▸ Short task
Using the listing below, please gather every line containing the word "text".

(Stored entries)
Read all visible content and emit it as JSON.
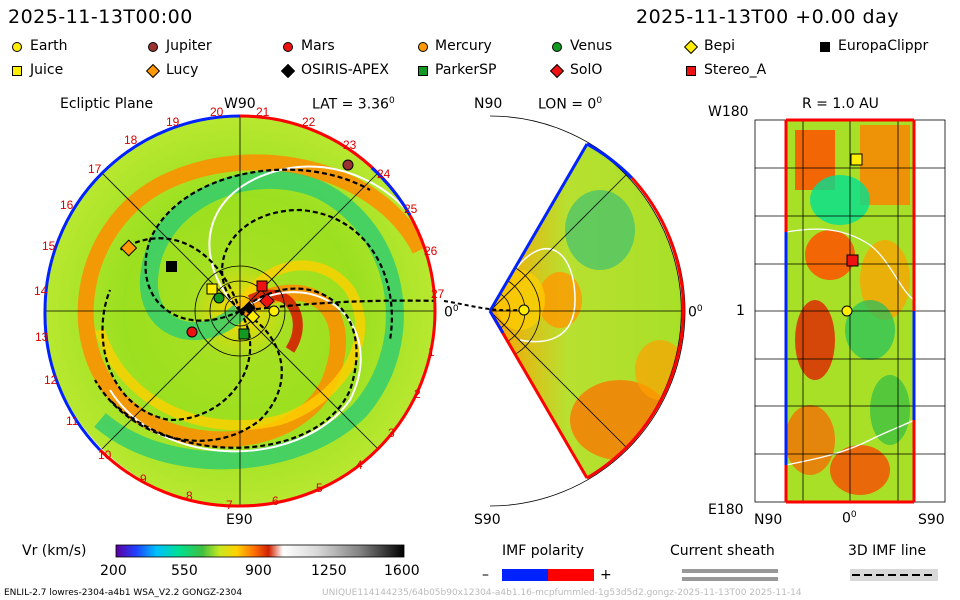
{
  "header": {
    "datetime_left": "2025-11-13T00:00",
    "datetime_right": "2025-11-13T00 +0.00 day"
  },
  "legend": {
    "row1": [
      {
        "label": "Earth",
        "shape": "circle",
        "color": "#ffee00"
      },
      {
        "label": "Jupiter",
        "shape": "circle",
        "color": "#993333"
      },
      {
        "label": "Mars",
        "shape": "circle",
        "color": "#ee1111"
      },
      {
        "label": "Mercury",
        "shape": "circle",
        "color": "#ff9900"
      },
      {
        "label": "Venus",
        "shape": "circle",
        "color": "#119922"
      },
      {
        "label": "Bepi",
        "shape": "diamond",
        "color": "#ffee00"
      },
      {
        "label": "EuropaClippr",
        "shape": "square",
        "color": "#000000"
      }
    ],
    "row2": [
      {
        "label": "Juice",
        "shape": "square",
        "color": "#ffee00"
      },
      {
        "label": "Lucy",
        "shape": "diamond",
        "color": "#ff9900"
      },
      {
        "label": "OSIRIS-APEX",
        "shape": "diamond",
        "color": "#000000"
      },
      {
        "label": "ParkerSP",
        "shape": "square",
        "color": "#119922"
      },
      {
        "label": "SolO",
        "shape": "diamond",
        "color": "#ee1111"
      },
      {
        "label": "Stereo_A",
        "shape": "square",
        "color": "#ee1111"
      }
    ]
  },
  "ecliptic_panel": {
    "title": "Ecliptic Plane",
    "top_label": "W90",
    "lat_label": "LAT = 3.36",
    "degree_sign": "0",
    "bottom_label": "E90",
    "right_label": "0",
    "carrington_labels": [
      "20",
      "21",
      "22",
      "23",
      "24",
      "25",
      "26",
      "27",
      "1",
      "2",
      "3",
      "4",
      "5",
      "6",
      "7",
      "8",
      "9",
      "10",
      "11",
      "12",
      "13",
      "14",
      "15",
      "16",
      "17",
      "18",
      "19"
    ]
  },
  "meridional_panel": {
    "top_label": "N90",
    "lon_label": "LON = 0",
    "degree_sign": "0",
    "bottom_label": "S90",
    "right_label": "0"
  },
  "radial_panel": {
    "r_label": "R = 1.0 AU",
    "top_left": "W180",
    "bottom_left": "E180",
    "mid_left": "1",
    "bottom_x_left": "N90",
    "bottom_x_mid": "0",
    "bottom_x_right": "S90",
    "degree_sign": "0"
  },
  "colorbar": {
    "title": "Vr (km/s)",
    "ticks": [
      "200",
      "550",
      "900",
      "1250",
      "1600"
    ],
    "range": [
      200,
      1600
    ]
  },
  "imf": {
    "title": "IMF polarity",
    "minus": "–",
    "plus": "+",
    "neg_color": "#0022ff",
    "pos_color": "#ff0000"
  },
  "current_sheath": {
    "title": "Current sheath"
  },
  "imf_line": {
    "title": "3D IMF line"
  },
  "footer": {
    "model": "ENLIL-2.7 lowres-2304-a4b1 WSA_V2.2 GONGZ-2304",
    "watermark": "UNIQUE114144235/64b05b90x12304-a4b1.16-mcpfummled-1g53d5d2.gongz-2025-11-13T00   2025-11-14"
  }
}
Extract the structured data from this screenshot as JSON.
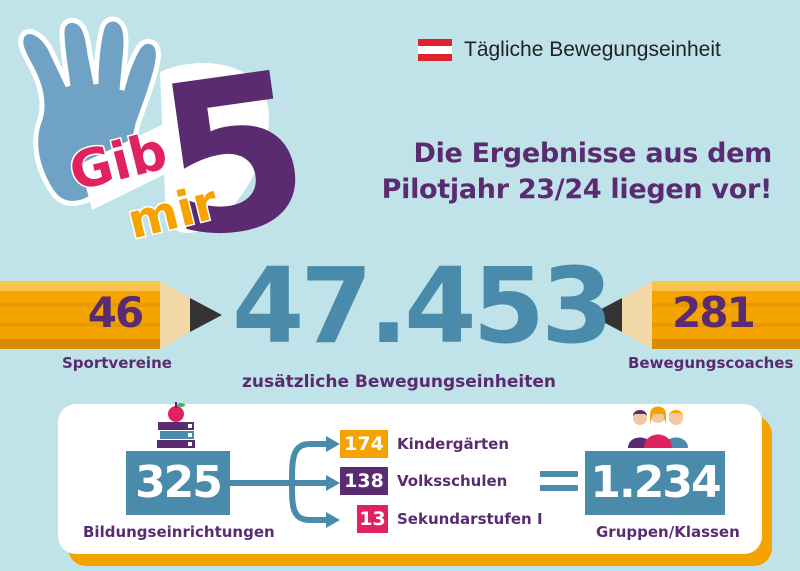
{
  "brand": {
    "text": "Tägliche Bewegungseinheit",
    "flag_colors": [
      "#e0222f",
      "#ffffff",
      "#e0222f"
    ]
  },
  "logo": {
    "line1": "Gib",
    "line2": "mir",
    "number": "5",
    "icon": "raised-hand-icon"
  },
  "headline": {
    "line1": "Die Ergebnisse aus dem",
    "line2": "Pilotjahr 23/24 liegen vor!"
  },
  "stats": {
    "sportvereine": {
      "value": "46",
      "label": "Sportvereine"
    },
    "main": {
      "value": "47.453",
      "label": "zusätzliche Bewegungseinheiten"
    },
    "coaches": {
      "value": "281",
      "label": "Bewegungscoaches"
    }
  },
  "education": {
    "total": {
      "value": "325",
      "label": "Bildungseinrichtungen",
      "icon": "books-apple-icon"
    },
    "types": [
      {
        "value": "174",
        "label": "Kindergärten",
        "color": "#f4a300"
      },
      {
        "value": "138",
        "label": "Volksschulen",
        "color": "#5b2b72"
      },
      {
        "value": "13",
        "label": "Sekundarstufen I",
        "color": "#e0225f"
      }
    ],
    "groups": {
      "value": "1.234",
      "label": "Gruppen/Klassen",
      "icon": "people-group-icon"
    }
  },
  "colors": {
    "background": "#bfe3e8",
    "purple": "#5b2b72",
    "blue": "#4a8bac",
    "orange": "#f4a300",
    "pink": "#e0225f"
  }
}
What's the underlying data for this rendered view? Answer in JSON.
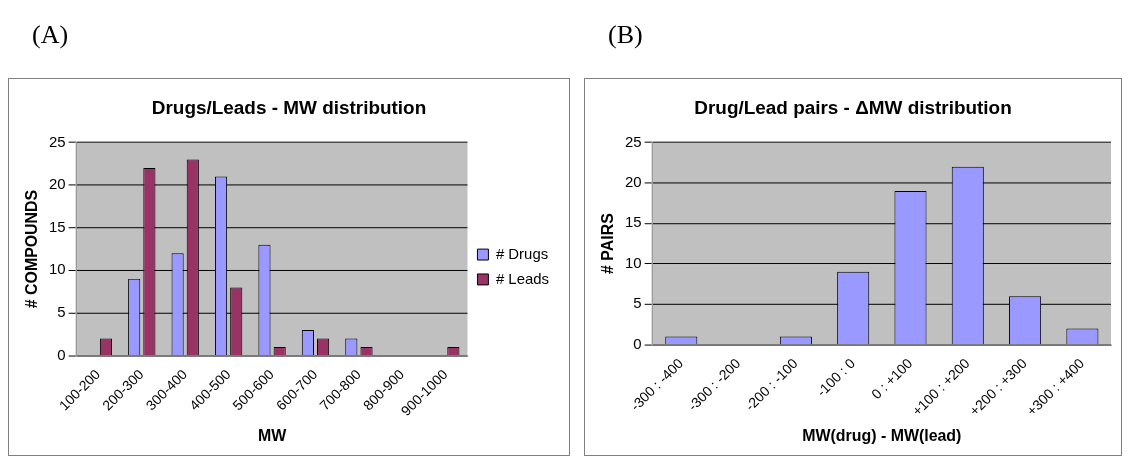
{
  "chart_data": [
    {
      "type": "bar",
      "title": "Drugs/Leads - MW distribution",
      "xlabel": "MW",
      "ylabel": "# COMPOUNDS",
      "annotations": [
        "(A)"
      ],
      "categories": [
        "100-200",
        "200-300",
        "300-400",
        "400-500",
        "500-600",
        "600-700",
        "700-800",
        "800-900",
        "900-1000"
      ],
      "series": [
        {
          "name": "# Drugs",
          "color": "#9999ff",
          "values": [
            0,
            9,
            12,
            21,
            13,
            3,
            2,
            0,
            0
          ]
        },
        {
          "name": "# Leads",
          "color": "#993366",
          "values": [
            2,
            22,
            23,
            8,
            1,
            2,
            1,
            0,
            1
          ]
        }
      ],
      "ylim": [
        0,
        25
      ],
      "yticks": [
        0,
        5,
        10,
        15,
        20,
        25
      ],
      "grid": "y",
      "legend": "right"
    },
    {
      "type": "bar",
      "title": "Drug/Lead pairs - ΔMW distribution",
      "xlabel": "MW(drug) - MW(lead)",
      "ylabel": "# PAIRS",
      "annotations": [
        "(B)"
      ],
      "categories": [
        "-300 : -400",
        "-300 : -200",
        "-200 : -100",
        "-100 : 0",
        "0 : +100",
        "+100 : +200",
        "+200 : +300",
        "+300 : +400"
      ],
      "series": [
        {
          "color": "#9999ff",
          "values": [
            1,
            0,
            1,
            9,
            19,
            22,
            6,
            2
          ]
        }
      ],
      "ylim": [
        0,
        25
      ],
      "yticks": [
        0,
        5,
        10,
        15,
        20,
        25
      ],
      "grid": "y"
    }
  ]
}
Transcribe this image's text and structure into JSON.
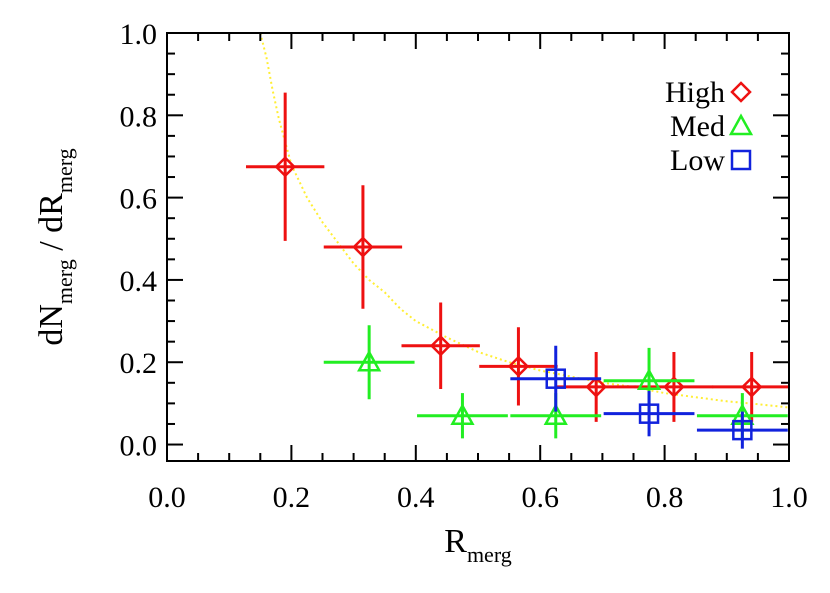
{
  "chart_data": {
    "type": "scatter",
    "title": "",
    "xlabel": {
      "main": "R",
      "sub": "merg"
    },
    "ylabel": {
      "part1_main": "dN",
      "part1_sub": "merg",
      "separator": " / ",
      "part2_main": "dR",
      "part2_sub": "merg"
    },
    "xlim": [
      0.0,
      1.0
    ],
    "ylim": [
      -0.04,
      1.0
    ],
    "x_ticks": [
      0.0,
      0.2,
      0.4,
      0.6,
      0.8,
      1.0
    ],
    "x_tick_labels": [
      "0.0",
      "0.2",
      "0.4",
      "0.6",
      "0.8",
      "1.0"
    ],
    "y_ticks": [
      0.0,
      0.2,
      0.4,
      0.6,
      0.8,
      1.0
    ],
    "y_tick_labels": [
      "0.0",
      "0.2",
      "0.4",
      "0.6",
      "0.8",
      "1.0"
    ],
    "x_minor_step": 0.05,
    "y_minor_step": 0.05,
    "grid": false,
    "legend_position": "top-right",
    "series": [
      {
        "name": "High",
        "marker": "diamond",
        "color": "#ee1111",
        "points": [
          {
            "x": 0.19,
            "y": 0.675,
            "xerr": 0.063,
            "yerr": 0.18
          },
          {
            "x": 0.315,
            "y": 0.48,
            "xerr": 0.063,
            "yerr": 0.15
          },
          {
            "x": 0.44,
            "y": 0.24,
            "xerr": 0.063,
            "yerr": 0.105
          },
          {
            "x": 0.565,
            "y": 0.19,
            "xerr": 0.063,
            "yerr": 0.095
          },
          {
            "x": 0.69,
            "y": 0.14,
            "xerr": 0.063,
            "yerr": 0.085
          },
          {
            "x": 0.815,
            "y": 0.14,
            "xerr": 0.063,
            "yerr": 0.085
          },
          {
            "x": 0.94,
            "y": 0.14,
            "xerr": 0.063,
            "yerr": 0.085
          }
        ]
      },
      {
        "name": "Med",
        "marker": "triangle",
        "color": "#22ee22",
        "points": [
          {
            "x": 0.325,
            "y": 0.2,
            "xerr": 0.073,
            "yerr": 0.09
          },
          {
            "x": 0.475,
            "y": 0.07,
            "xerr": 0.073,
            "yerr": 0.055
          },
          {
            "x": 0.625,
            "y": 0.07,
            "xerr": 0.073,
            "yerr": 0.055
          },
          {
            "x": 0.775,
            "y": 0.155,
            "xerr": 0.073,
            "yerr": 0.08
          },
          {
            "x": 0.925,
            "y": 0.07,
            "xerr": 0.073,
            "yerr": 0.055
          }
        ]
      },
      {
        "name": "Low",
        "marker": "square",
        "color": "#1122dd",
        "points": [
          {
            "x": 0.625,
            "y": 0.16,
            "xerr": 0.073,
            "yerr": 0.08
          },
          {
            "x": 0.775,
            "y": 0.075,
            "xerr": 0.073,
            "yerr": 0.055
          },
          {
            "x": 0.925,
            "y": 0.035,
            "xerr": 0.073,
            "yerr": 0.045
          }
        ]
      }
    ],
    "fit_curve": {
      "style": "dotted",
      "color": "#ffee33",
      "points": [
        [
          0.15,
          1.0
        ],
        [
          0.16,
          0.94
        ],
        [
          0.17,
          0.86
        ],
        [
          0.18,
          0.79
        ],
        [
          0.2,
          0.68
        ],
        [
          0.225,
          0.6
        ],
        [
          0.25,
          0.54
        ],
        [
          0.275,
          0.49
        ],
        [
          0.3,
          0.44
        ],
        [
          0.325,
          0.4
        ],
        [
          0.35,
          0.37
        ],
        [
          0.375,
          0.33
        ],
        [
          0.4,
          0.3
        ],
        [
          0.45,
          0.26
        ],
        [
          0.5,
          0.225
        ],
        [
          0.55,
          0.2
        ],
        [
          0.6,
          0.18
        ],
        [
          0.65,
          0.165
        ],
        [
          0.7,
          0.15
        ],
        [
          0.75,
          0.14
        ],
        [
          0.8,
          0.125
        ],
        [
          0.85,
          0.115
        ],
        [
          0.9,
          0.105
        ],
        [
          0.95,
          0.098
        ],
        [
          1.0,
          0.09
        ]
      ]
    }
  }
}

▸ Exercise response
    "text": "Tägliche Bewegungseinheit",
Transcribe this image's text and structure into JSON.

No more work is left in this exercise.